──────── Entries

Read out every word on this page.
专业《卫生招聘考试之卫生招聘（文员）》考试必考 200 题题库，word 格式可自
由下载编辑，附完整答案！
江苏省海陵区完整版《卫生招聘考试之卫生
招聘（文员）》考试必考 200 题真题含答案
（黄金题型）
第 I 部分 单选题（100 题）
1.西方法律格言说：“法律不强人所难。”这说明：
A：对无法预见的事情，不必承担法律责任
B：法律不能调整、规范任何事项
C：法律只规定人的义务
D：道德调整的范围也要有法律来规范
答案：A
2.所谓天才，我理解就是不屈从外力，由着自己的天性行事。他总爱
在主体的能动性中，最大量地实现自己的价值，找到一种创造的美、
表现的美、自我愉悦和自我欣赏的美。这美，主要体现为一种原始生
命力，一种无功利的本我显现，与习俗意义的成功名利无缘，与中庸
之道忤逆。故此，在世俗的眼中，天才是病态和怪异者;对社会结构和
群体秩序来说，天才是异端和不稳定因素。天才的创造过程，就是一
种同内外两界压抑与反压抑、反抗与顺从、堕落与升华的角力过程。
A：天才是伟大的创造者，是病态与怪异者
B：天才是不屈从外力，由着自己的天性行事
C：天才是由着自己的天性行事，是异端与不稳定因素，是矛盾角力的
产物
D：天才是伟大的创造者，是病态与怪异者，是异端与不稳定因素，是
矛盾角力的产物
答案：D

────────────────

Exercise details
Return a copy of every line that includes the word "是异端与不稳定因素".

Worked solution
C：天才是由着自己的天性行事，是异端与不稳定因素，是矛盾角力的
D：天才是伟大的创造者，是病态与怪异者，是异端与不稳定因素，是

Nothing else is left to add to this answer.